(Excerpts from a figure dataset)
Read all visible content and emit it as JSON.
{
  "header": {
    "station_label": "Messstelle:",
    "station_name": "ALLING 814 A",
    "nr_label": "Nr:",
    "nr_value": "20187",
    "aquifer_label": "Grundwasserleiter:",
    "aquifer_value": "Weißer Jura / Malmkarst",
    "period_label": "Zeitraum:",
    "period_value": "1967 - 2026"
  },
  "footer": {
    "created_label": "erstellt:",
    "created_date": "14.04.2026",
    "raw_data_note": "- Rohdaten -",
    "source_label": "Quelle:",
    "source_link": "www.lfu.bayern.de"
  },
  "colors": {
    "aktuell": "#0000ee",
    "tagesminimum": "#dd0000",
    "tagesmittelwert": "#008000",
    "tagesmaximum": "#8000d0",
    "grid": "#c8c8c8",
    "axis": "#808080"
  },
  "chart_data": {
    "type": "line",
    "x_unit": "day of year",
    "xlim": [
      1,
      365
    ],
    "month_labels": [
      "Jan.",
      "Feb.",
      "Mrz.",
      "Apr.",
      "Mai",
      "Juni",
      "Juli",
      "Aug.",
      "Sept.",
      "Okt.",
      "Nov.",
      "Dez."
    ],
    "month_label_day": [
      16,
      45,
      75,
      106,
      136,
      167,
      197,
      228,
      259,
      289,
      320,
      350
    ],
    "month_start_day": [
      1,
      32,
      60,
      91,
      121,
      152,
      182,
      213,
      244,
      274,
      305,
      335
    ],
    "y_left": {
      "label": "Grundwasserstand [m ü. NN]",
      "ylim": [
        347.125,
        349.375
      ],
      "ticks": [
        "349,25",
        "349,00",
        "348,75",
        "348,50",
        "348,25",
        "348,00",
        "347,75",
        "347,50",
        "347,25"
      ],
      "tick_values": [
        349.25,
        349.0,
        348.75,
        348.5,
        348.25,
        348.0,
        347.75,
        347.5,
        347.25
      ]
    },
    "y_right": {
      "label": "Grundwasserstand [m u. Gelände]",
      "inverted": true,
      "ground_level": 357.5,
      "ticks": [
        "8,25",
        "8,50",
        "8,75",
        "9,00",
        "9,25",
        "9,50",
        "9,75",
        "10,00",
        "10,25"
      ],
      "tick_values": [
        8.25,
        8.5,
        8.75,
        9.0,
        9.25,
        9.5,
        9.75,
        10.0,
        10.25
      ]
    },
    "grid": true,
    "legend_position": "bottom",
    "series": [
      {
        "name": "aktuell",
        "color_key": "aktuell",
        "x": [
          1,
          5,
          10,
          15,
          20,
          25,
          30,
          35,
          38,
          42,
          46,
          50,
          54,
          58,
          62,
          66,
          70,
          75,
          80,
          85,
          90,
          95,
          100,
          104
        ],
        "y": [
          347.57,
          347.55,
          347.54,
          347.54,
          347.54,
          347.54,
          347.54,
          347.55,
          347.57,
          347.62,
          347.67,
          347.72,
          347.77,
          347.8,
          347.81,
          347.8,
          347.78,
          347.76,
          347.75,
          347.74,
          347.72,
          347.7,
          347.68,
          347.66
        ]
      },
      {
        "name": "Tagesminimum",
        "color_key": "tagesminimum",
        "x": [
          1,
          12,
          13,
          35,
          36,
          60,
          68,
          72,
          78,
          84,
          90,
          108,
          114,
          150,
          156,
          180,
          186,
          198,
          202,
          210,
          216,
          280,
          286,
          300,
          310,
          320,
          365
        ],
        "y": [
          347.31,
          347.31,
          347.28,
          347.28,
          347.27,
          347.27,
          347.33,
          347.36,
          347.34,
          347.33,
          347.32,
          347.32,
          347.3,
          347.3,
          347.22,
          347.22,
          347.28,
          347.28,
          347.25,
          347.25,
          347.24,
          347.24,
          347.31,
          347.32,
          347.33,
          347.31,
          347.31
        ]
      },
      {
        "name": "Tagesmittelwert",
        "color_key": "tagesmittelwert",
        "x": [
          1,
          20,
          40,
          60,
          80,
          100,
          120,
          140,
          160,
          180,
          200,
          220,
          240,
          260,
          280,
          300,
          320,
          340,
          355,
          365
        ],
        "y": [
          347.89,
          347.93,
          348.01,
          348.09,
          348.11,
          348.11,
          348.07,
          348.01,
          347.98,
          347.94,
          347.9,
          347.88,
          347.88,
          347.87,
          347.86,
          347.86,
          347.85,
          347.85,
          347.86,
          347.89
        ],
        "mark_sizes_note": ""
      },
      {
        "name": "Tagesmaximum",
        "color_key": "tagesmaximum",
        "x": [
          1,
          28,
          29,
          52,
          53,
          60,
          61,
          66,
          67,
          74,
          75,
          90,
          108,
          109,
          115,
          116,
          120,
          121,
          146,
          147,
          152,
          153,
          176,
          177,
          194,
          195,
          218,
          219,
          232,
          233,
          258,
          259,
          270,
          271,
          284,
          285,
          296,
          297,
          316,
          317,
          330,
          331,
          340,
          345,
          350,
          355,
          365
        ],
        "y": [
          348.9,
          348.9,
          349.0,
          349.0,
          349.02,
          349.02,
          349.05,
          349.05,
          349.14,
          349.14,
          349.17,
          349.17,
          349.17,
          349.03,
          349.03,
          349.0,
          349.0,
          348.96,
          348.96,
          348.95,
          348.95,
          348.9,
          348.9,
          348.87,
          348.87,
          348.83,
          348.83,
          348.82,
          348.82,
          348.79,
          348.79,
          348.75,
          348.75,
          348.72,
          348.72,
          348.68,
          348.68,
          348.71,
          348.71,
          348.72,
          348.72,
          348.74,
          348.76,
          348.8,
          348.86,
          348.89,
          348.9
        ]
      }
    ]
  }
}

• **EXERCISE INSTRUCTIONS**
Transcribe the material above word for word.

• **TASK OUTPUT**
Read all visible content and emit it as JSON.
{
  "header": {
    "station_label": "Messstelle:",
    "station_name": "ALLING 814 A",
    "nr_label": "Nr:",
    "nr_value": "20187",
    "aquifer_label": "Grundwasserleiter:",
    "aquifer_value": "Weißer Jura / Malmkarst",
    "period_label": "Zeitraum:",
    "period_value": "1967 - 2026"
  },
  "footer": {
    "created_label": "erstellt:",
    "created_date": "14.04.2026",
    "raw_data_note": "- Rohdaten -",
    "source_label": "Quelle:",
    "source_link": "www.lfu.bayern.de"
  },
  "colors": {
    "aktuell": "#0000ee",
    "tagesminimum": "#dd0000",
    "tagesmittelwert": "#008000",
    "tagesmaximum": "#8000d0",
    "grid": "#c8c8c8",
    "axis": "#808080"
  },
  "chart_data": {
    "type": "line",
    "x_unit": "day of year",
    "xlim": [
      1,
      365
    ],
    "month_labels": [
      "Jan.",
      "Feb.",
      "Mrz.",
      "Apr.",
      "Mai",
      "Juni",
      "Juli",
      "Aug.",
      "Sept.",
      "Okt.",
      "Nov.",
      "Dez."
    ],
    "month_label_day": [
      16,
      45,
      75,
      106,
      136,
      167,
      197,
      228,
      259,
      289,
      320,
      350
    ],
    "month_start_day": [
      1,
      32,
      60,
      91,
      121,
      152,
      182,
      213,
      244,
      274,
      305,
      335
    ],
    "y_left": {
      "label": "Grundwasserstand [m ü. NN]",
      "ylim": [
        347.125,
        349.375
      ],
      "ticks": [
        "349,25",
        "349,00",
        "348,75",
        "348,50",
        "348,25",
        "348,00",
        "347,75",
        "347,50",
        "347,25"
      ],
      "tick_values": [
        349.25,
        349.0,
        348.75,
        348.5,
        348.25,
        348.0,
        347.75,
        347.5,
        347.25
      ]
    },
    "y_right": {
      "label": "Grundwasserstand [m u. Gelände]",
      "inverted": true,
      "ground_level": 357.5,
      "ticks": [
        "8,25",
        "8,50",
        "8,75",
        "9,00",
        "9,25",
        "9,50",
        "9,75",
        "10,00",
        "10,25"
      ],
      "tick_values": [
        8.25,
        8.5,
        8.75,
        9.0,
        9.25,
        9.5,
        9.75,
        10.0,
        10.25
      ]
    },
    "grid": true,
    "legend_position": "bottom",
    "series": [
      {
        "name": "aktuell",
        "color_key": "aktuell",
        "x": [
          1,
          5,
          10,
          15,
          20,
          25,
          30,
          35,
          38,
          42,
          46,
          50,
          54,
          58,
          62,
          66,
          70,
          75,
          80,
          85,
          90,
          95,
          100,
          104
        ],
        "y": [
          347.57,
          347.55,
          347.54,
          347.54,
          347.54,
          347.54,
          347.54,
          347.55,
          347.57,
          347.62,
          347.67,
          347.72,
          347.77,
          347.8,
          347.81,
          347.8,
          347.78,
          347.76,
          347.75,
          347.74,
          347.72,
          347.7,
          347.68,
          347.66
        ]
      },
      {
        "name": "Tagesminimum",
        "color_key": "tagesminimum",
        "x": [
          1,
          12,
          13,
          35,
          36,
          60,
          68,
          72,
          78,
          84,
          90,
          108,
          114,
          150,
          156,
          180,
          186,
          198,
          202,
          210,
          216,
          280,
          286,
          300,
          310,
          320,
          365
        ],
        "y": [
          347.31,
          347.31,
          347.28,
          347.28,
          347.27,
          347.27,
          347.33,
          347.36,
          347.34,
          347.33,
          347.32,
          347.32,
          347.3,
          347.3,
          347.22,
          347.22,
          347.28,
          347.28,
          347.25,
          347.25,
          347.24,
          347.24,
          347.31,
          347.32,
          347.33,
          347.31,
          347.31
        ]
      },
      {
        "name": "Tagesmittelwert",
        "color_key": "tagesmittelwert",
        "x": [
          1,
          20,
          40,
          60,
          80,
          100,
          120,
          140,
          160,
          180,
          200,
          220,
          240,
          260,
          280,
          300,
          320,
          340,
          355,
          365
        ],
        "y": [
          347.89,
          347.93,
          348.01,
          348.09,
          348.11,
          348.11,
          348.07,
          348.01,
          347.98,
          347.94,
          347.9,
          347.88,
          347.88,
          347.87,
          347.86,
          347.86,
          347.85,
          347.85,
          347.86,
          347.89
        ],
        "mark_sizes_note": ""
      },
      {
        "name": "Tagesmaximum",
        "color_key": "tagesmaximum",
        "x": [
          1,
          28,
          29,
          52,
          53,
          60,
          61,
          66,
          67,
          74,
          75,
          90,
          108,
          109,
          115,
          116,
          120,
          121,
          146,
          147,
          152,
          153,
          176,
          177,
          194,
          195,
          218,
          219,
          232,
          233,
          258,
          259,
          270,
          271,
          284,
          285,
          296,
          297,
          316,
          317,
          330,
          331,
          340,
          345,
          350,
          355,
          365
        ],
        "y": [
          348.9,
          348.9,
          349.0,
          349.0,
          349.02,
          349.02,
          349.05,
          349.05,
          349.14,
          349.14,
          349.17,
          349.17,
          349.17,
          349.03,
          349.03,
          349.0,
          349.0,
          348.96,
          348.96,
          348.95,
          348.95,
          348.9,
          348.9,
          348.87,
          348.87,
          348.83,
          348.83,
          348.82,
          348.82,
          348.79,
          348.79,
          348.75,
          348.75,
          348.72,
          348.72,
          348.68,
          348.68,
          348.71,
          348.71,
          348.72,
          348.72,
          348.74,
          348.76,
          348.8,
          348.86,
          348.89,
          348.9
        ]
      }
    ]
  }
}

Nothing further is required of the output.